Check each line of the records for "Husband"; collect those that have it.

________________

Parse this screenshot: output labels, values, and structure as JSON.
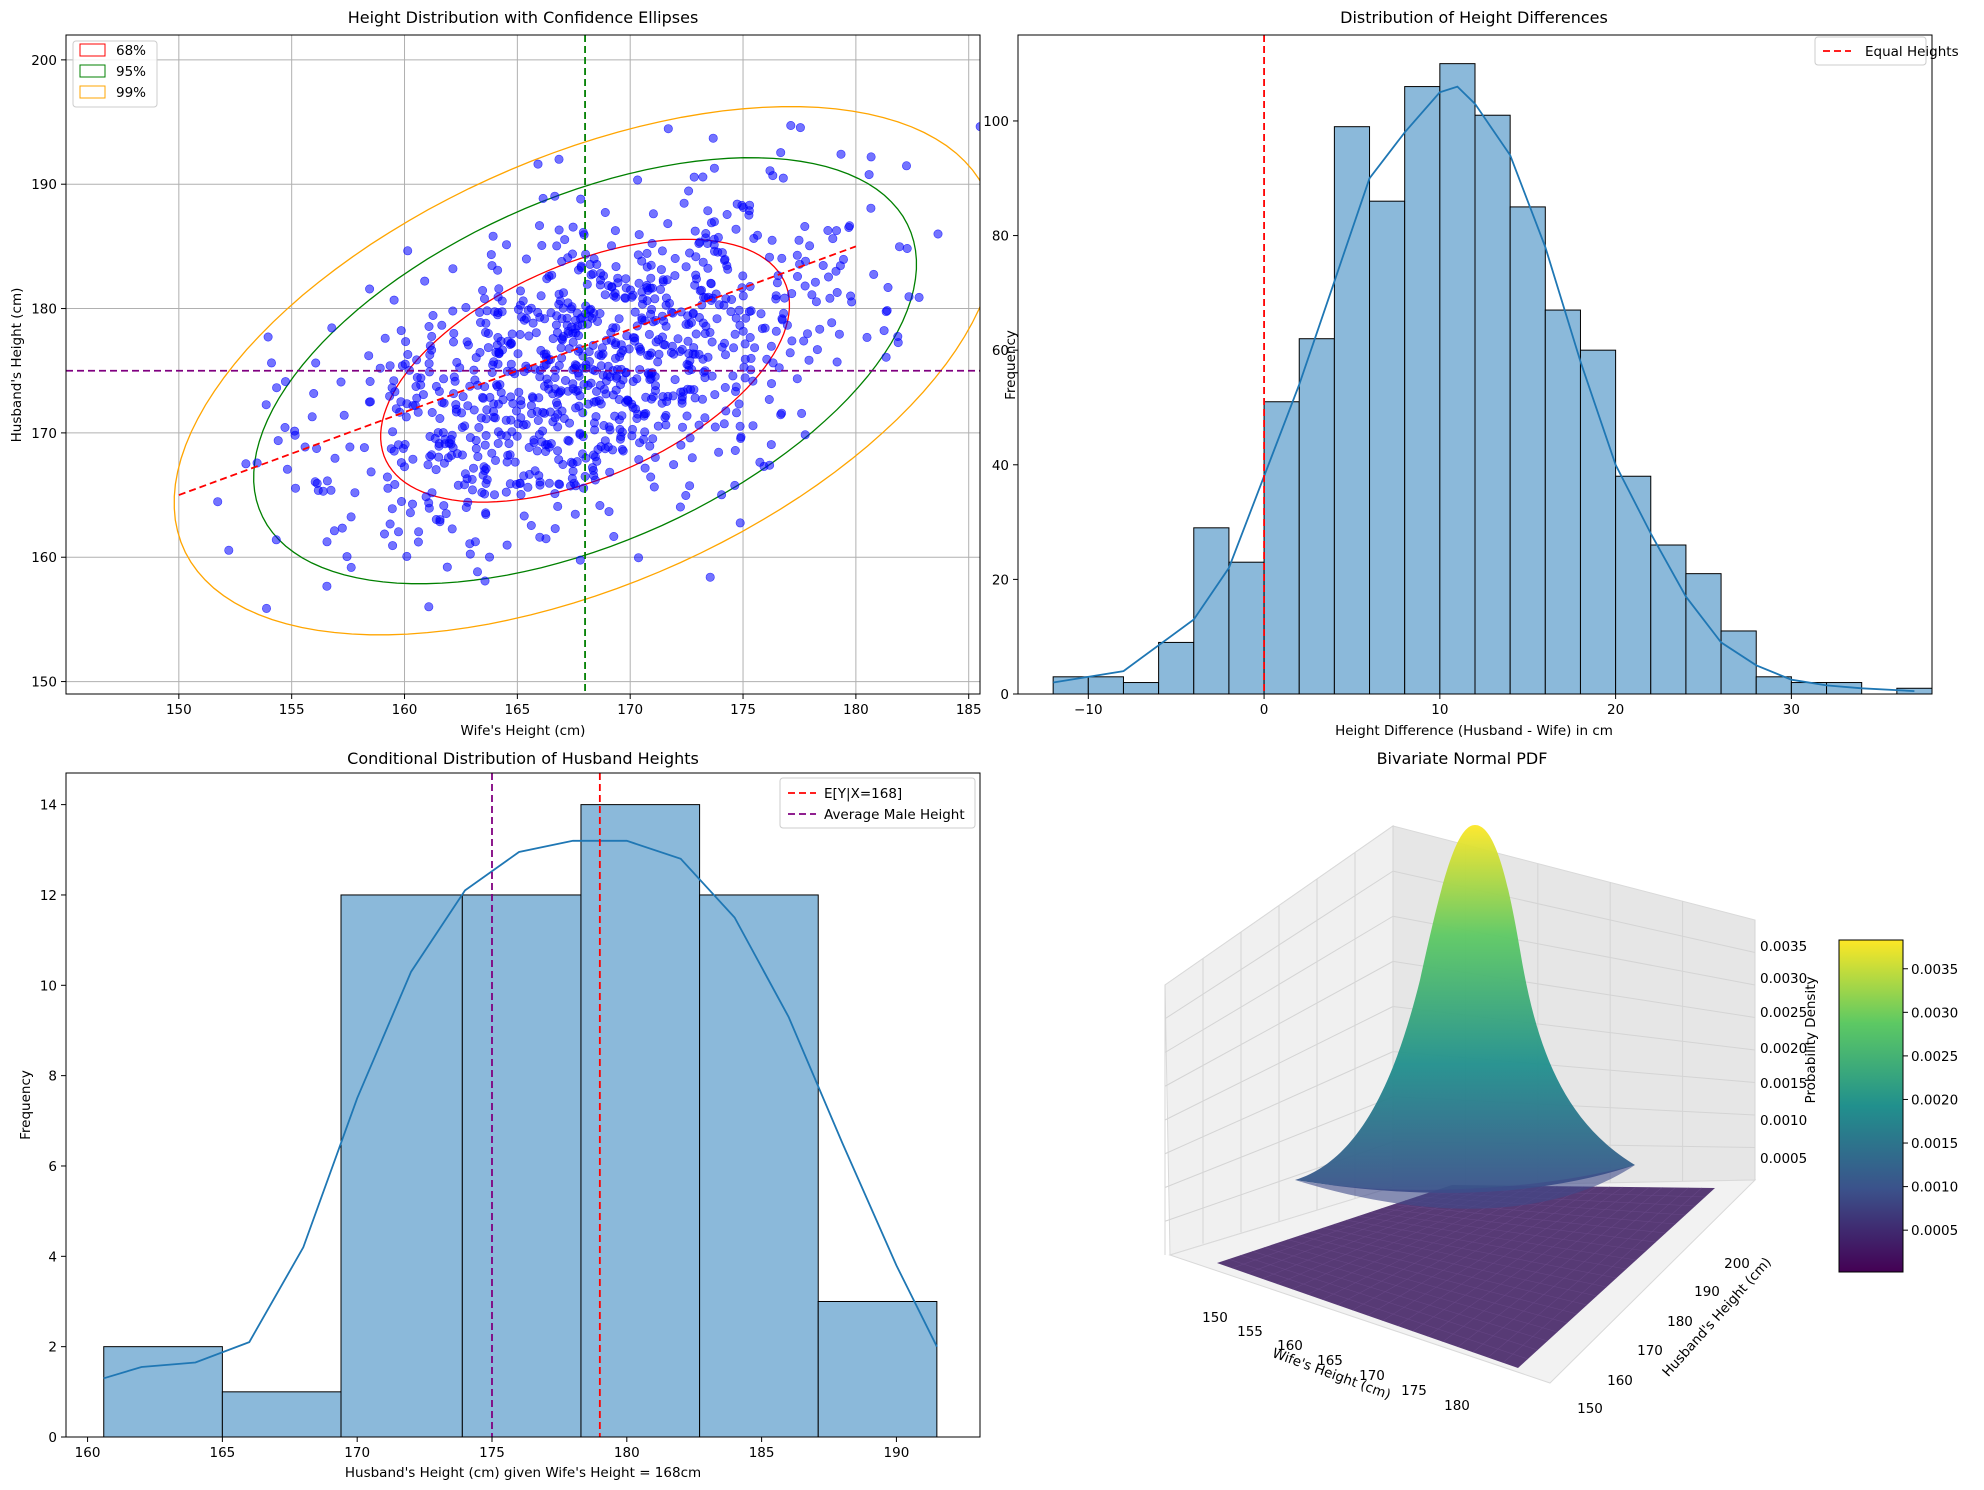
{
  "colors": {
    "scatter": "#0000ff",
    "hist_fill": "#8bb9da",
    "kde": "#1f77b4",
    "red": "#ff0000",
    "green": "#008000",
    "orange": "#ffa500",
    "purple": "#800080",
    "grid": "#b0b0b0"
  },
  "chart_data": [
    {
      "id": "scatter",
      "type": "scatter",
      "title": "Height Distribution with Confidence Ellipses",
      "xlabel": "Wife's Height (cm)",
      "ylabel": "Husband's Height (cm)",
      "xlim": [
        145,
        185.5
      ],
      "ylim": [
        149,
        202
      ],
      "xticks": [
        150,
        155,
        160,
        165,
        170,
        175,
        180,
        185
      ],
      "yticks": [
        150,
        160,
        170,
        180,
        190,
        200
      ],
      "grid": true,
      "legend": {
        "position": "upper-left",
        "entries": [
          "68%",
          "95%",
          "99%"
        ]
      },
      "n_points": 1000,
      "mean": [
        168,
        175
      ],
      "std": [
        6,
        7
      ],
      "correlation": 0.5,
      "ellipses": [
        {
          "label": "68%",
          "color": "red"
        },
        {
          "label": "95%",
          "color": "green"
        },
        {
          "label": "99%",
          "color": "orange"
        }
      ],
      "regression_line": {
        "x": [
          150,
          180
        ],
        "y": [
          165,
          185
        ]
      },
      "vline_x": 168,
      "hline_y": 175
    },
    {
      "id": "hist_diff",
      "type": "bar",
      "title": "Distribution of Height Differences",
      "xlabel": "Height Difference (Husband - Wife) in cm",
      "ylabel": "Frequency",
      "xlim": [
        -14,
        38
      ],
      "ylim": [
        0,
        115
      ],
      "xticks": [
        -10,
        0,
        10,
        20,
        30
      ],
      "yticks": [
        0,
        20,
        40,
        60,
        80,
        100
      ],
      "bin_start": -12,
      "bin_width": 2,
      "values": [
        3,
        3,
        2,
        9,
        29,
        23,
        51,
        62,
        99,
        86,
        106,
        110,
        101,
        85,
        67,
        60,
        38,
        26,
        21,
        11,
        3,
        2,
        2,
        0,
        1
      ],
      "kde": [
        [
          -12,
          2
        ],
        [
          -8,
          4
        ],
        [
          -4,
          13
        ],
        [
          -2,
          22
        ],
        [
          0,
          38
        ],
        [
          2,
          54
        ],
        [
          4,
          72
        ],
        [
          6,
          90
        ],
        [
          8,
          98
        ],
        [
          10,
          105
        ],
        [
          11,
          106
        ],
        [
          12,
          103
        ],
        [
          14,
          94
        ],
        [
          16,
          78
        ],
        [
          18,
          58
        ],
        [
          20,
          40
        ],
        [
          22,
          28
        ],
        [
          24,
          17
        ],
        [
          26,
          9
        ],
        [
          28,
          5
        ],
        [
          30,
          2.5
        ],
        [
          32,
          1.5
        ],
        [
          34,
          1
        ],
        [
          37,
          0.5
        ]
      ],
      "vline_x": 0,
      "legend": {
        "position": "upper-right",
        "entries": [
          "Equal Heights"
        ]
      }
    },
    {
      "id": "hist_cond",
      "type": "bar",
      "title": "Conditional Distribution of Husband Heights",
      "xlabel": "Husband's Height (cm) given Wife's Height = 168cm",
      "ylabel": "Frequency",
      "xlim": [
        159.2,
        193.1
      ],
      "ylim": [
        0,
        14.7
      ],
      "xticks": [
        160,
        165,
        170,
        175,
        180,
        185,
        190
      ],
      "yticks": [
        0,
        2,
        4,
        6,
        8,
        10,
        12,
        14
      ],
      "bin_edges": [
        160.6,
        165.0,
        169.4,
        173.9,
        178.3,
        182.7,
        187.1,
        191.5
      ],
      "values": [
        2,
        1,
        12,
        12,
        14,
        12,
        3
      ],
      "kde": [
        [
          160.6,
          1.3
        ],
        [
          162,
          1.55
        ],
        [
          164,
          1.65
        ],
        [
          166,
          2.1
        ],
        [
          168,
          4.2
        ],
        [
          170,
          7.5
        ],
        [
          172,
          10.3
        ],
        [
          174,
          12.1
        ],
        [
          176,
          12.95
        ],
        [
          178,
          13.2
        ],
        [
          180,
          13.2
        ],
        [
          182,
          12.8
        ],
        [
          184,
          11.5
        ],
        [
          186,
          9.3
        ],
        [
          188,
          6.5
        ],
        [
          190,
          3.8
        ],
        [
          191.5,
          2.0
        ]
      ],
      "vlines": [
        {
          "label": "E[Y|X=168]",
          "x": 179,
          "color": "red"
        },
        {
          "label": "Average Male Height",
          "x": 175,
          "color": "purple"
        }
      ],
      "legend": {
        "position": "upper-right",
        "entries": [
          "E[Y|X=168]",
          "Average Male Height"
        ]
      }
    },
    {
      "id": "surface3d",
      "type": "heatmap",
      "title": "Bivariate Normal PDF",
      "xlabel": "Wife's Height (cm)",
      "ylabel": "Husband's Height (cm)",
      "zlabel": "Probability Density",
      "xticks": [
        150,
        155,
        160,
        165,
        170,
        175,
        180
      ],
      "yticks": [
        150,
        160,
        170,
        180,
        190,
        200
      ],
      "zticks": [
        "0.0005",
        "0.0010",
        "0.0015",
        "0.0020",
        "0.0025",
        "0.0030",
        "0.0035"
      ],
      "colorbar_ticks": [
        "0.0005",
        "0.0010",
        "0.0015",
        "0.0020",
        "0.0025",
        "0.0030",
        "0.0035"
      ],
      "colormap": "viridis",
      "peak_density": 0.0038
    }
  ]
}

________________

*Answer:*
      "ylabel": "Husband's Height (cm)",
      "xlabel": "Height Difference (Husband - Wife) in cm",
      "title": "Conditional Distribution of Husband Heights",
      "xlabel": "Husband's Height (cm) given Wife's Height = 168cm",
      "ylabel": "Husband's Height (cm)",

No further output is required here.